The exercise: Say how many lines of the material below contain the word "Satoshi", with no other words.

[Collected data]

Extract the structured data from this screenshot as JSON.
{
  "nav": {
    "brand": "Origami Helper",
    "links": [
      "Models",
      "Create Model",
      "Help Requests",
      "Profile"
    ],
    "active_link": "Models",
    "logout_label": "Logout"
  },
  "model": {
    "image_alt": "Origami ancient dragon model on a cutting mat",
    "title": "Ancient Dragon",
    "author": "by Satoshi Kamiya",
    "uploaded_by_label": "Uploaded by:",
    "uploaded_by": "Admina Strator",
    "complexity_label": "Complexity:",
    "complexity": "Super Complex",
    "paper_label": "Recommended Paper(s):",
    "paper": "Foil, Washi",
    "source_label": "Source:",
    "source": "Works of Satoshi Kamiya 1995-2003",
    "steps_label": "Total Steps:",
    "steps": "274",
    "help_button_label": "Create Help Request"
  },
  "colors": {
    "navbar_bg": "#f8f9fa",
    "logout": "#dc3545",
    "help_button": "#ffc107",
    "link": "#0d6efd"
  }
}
...
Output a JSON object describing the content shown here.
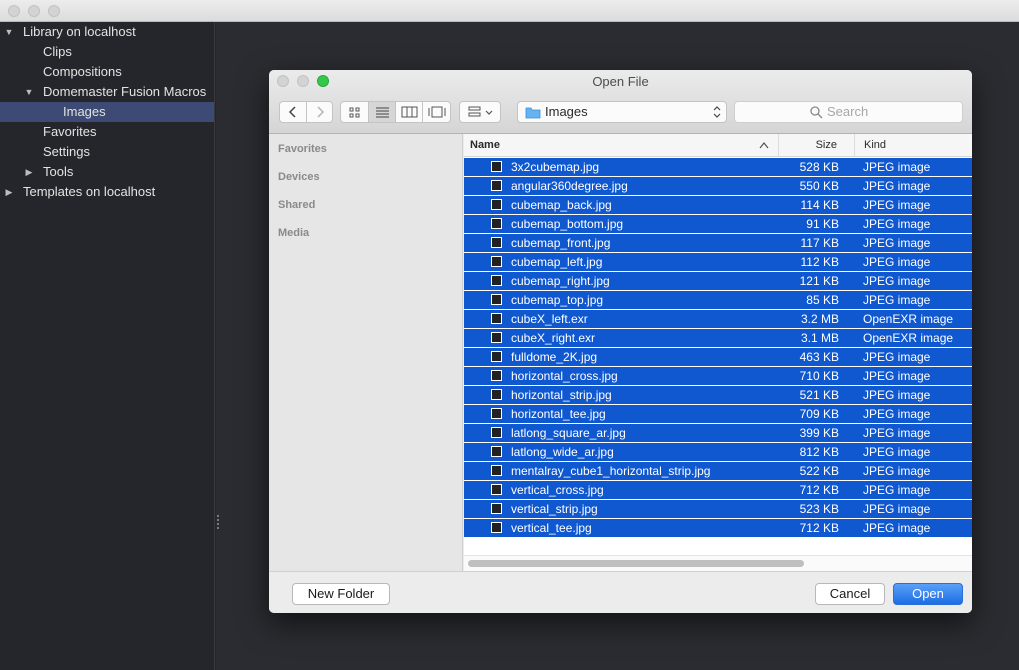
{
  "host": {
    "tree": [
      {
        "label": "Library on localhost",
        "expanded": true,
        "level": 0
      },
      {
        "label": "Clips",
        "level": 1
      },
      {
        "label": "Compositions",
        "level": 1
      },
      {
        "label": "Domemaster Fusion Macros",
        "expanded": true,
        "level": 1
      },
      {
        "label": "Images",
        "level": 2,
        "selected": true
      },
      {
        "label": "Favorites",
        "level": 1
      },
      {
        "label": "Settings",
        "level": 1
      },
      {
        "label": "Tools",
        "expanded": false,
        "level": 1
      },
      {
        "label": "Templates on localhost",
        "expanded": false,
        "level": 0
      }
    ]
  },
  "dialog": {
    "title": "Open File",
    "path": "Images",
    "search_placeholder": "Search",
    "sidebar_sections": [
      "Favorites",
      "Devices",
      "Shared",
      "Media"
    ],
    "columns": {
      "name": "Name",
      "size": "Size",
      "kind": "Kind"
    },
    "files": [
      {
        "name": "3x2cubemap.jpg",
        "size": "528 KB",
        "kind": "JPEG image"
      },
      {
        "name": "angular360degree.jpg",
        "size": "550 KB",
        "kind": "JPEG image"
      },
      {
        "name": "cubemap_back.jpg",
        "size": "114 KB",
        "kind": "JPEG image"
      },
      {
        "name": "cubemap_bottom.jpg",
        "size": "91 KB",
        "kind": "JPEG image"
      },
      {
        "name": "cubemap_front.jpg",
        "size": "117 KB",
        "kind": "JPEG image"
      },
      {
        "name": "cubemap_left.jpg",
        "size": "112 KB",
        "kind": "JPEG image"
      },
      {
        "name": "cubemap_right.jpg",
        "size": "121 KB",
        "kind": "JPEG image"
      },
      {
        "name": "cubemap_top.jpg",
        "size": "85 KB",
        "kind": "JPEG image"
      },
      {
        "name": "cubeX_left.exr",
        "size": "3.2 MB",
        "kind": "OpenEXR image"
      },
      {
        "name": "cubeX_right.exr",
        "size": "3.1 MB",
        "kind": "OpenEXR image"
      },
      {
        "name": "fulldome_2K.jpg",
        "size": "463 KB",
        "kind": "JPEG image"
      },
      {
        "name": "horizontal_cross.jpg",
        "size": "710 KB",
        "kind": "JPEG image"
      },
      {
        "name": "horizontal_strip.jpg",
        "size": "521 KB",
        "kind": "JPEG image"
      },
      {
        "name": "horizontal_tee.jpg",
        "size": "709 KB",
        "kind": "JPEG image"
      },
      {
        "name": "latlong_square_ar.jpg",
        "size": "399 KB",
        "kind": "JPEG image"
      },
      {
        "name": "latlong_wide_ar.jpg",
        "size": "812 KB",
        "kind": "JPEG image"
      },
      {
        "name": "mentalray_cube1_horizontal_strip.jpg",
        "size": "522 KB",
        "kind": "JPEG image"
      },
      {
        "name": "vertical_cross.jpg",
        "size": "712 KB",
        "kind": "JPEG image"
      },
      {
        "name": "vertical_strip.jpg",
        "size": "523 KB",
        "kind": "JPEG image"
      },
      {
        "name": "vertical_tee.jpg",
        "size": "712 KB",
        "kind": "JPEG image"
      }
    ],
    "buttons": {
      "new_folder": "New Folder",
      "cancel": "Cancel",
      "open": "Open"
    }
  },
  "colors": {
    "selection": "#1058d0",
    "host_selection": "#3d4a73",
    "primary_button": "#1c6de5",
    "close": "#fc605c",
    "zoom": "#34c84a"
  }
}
--
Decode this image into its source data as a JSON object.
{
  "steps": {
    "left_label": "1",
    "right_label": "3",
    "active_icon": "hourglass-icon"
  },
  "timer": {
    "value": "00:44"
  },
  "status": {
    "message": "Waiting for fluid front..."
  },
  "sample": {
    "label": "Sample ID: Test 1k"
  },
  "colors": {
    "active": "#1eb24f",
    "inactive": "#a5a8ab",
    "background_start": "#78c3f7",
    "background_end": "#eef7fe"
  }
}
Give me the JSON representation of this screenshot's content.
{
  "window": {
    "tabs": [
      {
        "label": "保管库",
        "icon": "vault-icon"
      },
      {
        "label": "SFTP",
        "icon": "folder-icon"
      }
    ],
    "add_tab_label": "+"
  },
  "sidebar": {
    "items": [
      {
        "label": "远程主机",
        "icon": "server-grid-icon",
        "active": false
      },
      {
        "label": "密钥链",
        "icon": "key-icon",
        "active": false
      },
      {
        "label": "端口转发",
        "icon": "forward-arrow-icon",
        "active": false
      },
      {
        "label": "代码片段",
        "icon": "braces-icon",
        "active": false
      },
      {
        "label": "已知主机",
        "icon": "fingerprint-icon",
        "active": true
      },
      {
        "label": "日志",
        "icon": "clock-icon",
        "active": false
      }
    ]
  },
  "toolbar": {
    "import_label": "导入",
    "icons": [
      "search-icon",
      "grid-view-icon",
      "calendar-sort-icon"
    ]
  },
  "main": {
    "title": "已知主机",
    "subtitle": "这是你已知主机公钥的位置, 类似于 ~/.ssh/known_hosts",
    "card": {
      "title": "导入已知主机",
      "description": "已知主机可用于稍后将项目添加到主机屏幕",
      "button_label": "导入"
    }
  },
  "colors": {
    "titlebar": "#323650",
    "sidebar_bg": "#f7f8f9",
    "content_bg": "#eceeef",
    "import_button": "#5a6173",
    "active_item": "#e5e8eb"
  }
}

Expected output: 2